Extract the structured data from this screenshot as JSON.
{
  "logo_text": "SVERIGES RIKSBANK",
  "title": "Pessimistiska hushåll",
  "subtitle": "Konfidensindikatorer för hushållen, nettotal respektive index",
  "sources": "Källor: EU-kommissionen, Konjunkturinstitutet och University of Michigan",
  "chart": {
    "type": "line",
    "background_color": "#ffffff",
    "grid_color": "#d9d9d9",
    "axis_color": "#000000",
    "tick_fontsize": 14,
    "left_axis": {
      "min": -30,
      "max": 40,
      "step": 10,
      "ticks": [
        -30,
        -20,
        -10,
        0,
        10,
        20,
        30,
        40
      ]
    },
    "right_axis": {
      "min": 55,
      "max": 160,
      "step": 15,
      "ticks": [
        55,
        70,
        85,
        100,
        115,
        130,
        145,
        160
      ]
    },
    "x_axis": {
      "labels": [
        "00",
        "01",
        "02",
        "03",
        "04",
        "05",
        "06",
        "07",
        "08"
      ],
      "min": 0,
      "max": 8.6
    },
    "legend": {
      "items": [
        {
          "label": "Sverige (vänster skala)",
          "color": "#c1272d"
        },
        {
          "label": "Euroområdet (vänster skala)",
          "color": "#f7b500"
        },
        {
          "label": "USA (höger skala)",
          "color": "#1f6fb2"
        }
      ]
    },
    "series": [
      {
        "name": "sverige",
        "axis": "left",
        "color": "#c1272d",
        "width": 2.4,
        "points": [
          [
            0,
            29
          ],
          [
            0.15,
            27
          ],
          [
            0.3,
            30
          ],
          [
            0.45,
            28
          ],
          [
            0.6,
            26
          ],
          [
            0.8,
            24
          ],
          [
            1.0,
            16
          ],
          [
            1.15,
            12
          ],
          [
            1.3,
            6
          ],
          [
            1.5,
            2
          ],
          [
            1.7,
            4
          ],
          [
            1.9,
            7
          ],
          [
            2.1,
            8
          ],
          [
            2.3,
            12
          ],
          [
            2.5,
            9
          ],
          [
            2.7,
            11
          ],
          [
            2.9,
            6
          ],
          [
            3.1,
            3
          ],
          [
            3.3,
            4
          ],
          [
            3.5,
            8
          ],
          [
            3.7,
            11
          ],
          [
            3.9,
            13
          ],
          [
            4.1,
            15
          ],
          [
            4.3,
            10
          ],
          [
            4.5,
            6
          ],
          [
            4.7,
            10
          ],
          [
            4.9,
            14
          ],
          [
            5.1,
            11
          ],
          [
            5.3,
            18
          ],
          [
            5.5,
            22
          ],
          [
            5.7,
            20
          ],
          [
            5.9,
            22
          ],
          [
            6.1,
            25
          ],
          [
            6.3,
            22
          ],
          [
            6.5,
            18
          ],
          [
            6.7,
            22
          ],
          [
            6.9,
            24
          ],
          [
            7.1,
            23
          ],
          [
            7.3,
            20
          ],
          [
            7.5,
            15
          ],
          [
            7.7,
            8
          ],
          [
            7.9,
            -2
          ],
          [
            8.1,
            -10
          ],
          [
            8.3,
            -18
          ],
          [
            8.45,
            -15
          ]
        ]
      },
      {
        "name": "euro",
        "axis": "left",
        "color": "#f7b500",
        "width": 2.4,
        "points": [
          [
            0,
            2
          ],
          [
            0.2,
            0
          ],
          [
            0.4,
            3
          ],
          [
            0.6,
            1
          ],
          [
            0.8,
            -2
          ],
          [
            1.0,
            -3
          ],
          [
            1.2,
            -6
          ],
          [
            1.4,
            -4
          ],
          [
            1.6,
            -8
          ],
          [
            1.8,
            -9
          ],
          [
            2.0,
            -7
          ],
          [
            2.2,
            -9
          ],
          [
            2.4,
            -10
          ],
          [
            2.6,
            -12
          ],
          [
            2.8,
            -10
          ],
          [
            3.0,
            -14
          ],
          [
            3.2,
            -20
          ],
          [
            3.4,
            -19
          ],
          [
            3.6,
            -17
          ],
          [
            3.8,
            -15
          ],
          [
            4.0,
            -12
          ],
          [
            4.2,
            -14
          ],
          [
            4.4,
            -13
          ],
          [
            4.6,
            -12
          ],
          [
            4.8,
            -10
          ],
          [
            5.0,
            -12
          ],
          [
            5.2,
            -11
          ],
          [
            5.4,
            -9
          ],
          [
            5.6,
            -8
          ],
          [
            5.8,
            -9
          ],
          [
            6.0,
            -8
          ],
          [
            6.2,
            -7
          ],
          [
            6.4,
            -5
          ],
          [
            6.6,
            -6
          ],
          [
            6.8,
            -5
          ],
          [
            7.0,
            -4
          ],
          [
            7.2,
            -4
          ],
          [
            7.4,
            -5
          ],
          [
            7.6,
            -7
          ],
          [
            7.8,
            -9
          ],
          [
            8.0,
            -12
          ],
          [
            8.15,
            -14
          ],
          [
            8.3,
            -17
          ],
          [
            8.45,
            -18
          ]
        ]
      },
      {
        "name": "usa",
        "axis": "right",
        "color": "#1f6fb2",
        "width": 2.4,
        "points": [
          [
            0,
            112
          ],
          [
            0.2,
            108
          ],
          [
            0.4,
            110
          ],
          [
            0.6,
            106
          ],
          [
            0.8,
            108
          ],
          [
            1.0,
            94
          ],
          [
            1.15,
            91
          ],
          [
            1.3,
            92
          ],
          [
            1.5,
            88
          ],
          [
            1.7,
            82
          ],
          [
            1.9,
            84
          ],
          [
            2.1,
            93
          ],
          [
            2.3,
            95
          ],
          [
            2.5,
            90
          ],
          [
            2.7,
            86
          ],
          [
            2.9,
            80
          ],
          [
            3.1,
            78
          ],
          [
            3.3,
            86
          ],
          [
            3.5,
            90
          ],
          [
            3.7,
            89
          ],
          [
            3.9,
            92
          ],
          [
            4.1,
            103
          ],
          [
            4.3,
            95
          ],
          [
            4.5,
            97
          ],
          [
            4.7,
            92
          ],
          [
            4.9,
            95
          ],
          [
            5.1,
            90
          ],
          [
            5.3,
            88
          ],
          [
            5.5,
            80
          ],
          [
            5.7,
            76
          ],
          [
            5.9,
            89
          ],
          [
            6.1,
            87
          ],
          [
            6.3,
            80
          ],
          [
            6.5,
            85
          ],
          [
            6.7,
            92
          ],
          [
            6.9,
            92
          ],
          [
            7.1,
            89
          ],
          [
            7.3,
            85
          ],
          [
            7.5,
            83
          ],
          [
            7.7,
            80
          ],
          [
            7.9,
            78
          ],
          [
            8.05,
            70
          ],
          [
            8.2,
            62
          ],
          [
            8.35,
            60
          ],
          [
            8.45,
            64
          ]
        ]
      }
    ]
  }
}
────
Write out all of the records above exactly as they appear.

COMPLETED EXERCISE
Extract the structured data from this screenshot as JSON.
{
  "logo_text": "SVERIGES RIKSBANK",
  "title": "Pessimistiska hushåll",
  "subtitle": "Konfidensindikatorer för hushållen, nettotal respektive index",
  "sources": "Källor: EU-kommissionen, Konjunkturinstitutet och University of Michigan",
  "chart": {
    "type": "line",
    "background_color": "#ffffff",
    "grid_color": "#d9d9d9",
    "axis_color": "#000000",
    "tick_fontsize": 14,
    "left_axis": {
      "min": -30,
      "max": 40,
      "step": 10,
      "ticks": [
        -30,
        -20,
        -10,
        0,
        10,
        20,
        30,
        40
      ]
    },
    "right_axis": {
      "min": 55,
      "max": 160,
      "step": 15,
      "ticks": [
        55,
        70,
        85,
        100,
        115,
        130,
        145,
        160
      ]
    },
    "x_axis": {
      "labels": [
        "00",
        "01",
        "02",
        "03",
        "04",
        "05",
        "06",
        "07",
        "08"
      ],
      "min": 0,
      "max": 8.6
    },
    "legend": {
      "items": [
        {
          "label": "Sverige (vänster skala)",
          "color": "#c1272d"
        },
        {
          "label": "Euroområdet (vänster skala)",
          "color": "#f7b500"
        },
        {
          "label": "USA (höger skala)",
          "color": "#1f6fb2"
        }
      ]
    },
    "series": [
      {
        "name": "sverige",
        "axis": "left",
        "color": "#c1272d",
        "width": 2.4,
        "points": [
          [
            0,
            29
          ],
          [
            0.15,
            27
          ],
          [
            0.3,
            30
          ],
          [
            0.45,
            28
          ],
          [
            0.6,
            26
          ],
          [
            0.8,
            24
          ],
          [
            1.0,
            16
          ],
          [
            1.15,
            12
          ],
          [
            1.3,
            6
          ],
          [
            1.5,
            2
          ],
          [
            1.7,
            4
          ],
          [
            1.9,
            7
          ],
          [
            2.1,
            8
          ],
          [
            2.3,
            12
          ],
          [
            2.5,
            9
          ],
          [
            2.7,
            11
          ],
          [
            2.9,
            6
          ],
          [
            3.1,
            3
          ],
          [
            3.3,
            4
          ],
          [
            3.5,
            8
          ],
          [
            3.7,
            11
          ],
          [
            3.9,
            13
          ],
          [
            4.1,
            15
          ],
          [
            4.3,
            10
          ],
          [
            4.5,
            6
          ],
          [
            4.7,
            10
          ],
          [
            4.9,
            14
          ],
          [
            5.1,
            11
          ],
          [
            5.3,
            18
          ],
          [
            5.5,
            22
          ],
          [
            5.7,
            20
          ],
          [
            5.9,
            22
          ],
          [
            6.1,
            25
          ],
          [
            6.3,
            22
          ],
          [
            6.5,
            18
          ],
          [
            6.7,
            22
          ],
          [
            6.9,
            24
          ],
          [
            7.1,
            23
          ],
          [
            7.3,
            20
          ],
          [
            7.5,
            15
          ],
          [
            7.7,
            8
          ],
          [
            7.9,
            -2
          ],
          [
            8.1,
            -10
          ],
          [
            8.3,
            -18
          ],
          [
            8.45,
            -15
          ]
        ]
      },
      {
        "name": "euro",
        "axis": "left",
        "color": "#f7b500",
        "width": 2.4,
        "points": [
          [
            0,
            2
          ],
          [
            0.2,
            0
          ],
          [
            0.4,
            3
          ],
          [
            0.6,
            1
          ],
          [
            0.8,
            -2
          ],
          [
            1.0,
            -3
          ],
          [
            1.2,
            -6
          ],
          [
            1.4,
            -4
          ],
          [
            1.6,
            -8
          ],
          [
            1.8,
            -9
          ],
          [
            2.0,
            -7
          ],
          [
            2.2,
            -9
          ],
          [
            2.4,
            -10
          ],
          [
            2.6,
            -12
          ],
          [
            2.8,
            -10
          ],
          [
            3.0,
            -14
          ],
          [
            3.2,
            -20
          ],
          [
            3.4,
            -19
          ],
          [
            3.6,
            -17
          ],
          [
            3.8,
            -15
          ],
          [
            4.0,
            -12
          ],
          [
            4.2,
            -14
          ],
          [
            4.4,
            -13
          ],
          [
            4.6,
            -12
          ],
          [
            4.8,
            -10
          ],
          [
            5.0,
            -12
          ],
          [
            5.2,
            -11
          ],
          [
            5.4,
            -9
          ],
          [
            5.6,
            -8
          ],
          [
            5.8,
            -9
          ],
          [
            6.0,
            -8
          ],
          [
            6.2,
            -7
          ],
          [
            6.4,
            -5
          ],
          [
            6.6,
            -6
          ],
          [
            6.8,
            -5
          ],
          [
            7.0,
            -4
          ],
          [
            7.2,
            -4
          ],
          [
            7.4,
            -5
          ],
          [
            7.6,
            -7
          ],
          [
            7.8,
            -9
          ],
          [
            8.0,
            -12
          ],
          [
            8.15,
            -14
          ],
          [
            8.3,
            -17
          ],
          [
            8.45,
            -18
          ]
        ]
      },
      {
        "name": "usa",
        "axis": "right",
        "color": "#1f6fb2",
        "width": 2.4,
        "points": [
          [
            0,
            112
          ],
          [
            0.2,
            108
          ],
          [
            0.4,
            110
          ],
          [
            0.6,
            106
          ],
          [
            0.8,
            108
          ],
          [
            1.0,
            94
          ],
          [
            1.15,
            91
          ],
          [
            1.3,
            92
          ],
          [
            1.5,
            88
          ],
          [
            1.7,
            82
          ],
          [
            1.9,
            84
          ],
          [
            2.1,
            93
          ],
          [
            2.3,
            95
          ],
          [
            2.5,
            90
          ],
          [
            2.7,
            86
          ],
          [
            2.9,
            80
          ],
          [
            3.1,
            78
          ],
          [
            3.3,
            86
          ],
          [
            3.5,
            90
          ],
          [
            3.7,
            89
          ],
          [
            3.9,
            92
          ],
          [
            4.1,
            103
          ],
          [
            4.3,
            95
          ],
          [
            4.5,
            97
          ],
          [
            4.7,
            92
          ],
          [
            4.9,
            95
          ],
          [
            5.1,
            90
          ],
          [
            5.3,
            88
          ],
          [
            5.5,
            80
          ],
          [
            5.7,
            76
          ],
          [
            5.9,
            89
          ],
          [
            6.1,
            87
          ],
          [
            6.3,
            80
          ],
          [
            6.5,
            85
          ],
          [
            6.7,
            92
          ],
          [
            6.9,
            92
          ],
          [
            7.1,
            89
          ],
          [
            7.3,
            85
          ],
          [
            7.5,
            83
          ],
          [
            7.7,
            80
          ],
          [
            7.9,
            78
          ],
          [
            8.05,
            70
          ],
          [
            8.2,
            62
          ],
          [
            8.35,
            60
          ],
          [
            8.45,
            64
          ]
        ]
      }
    ]
  }
}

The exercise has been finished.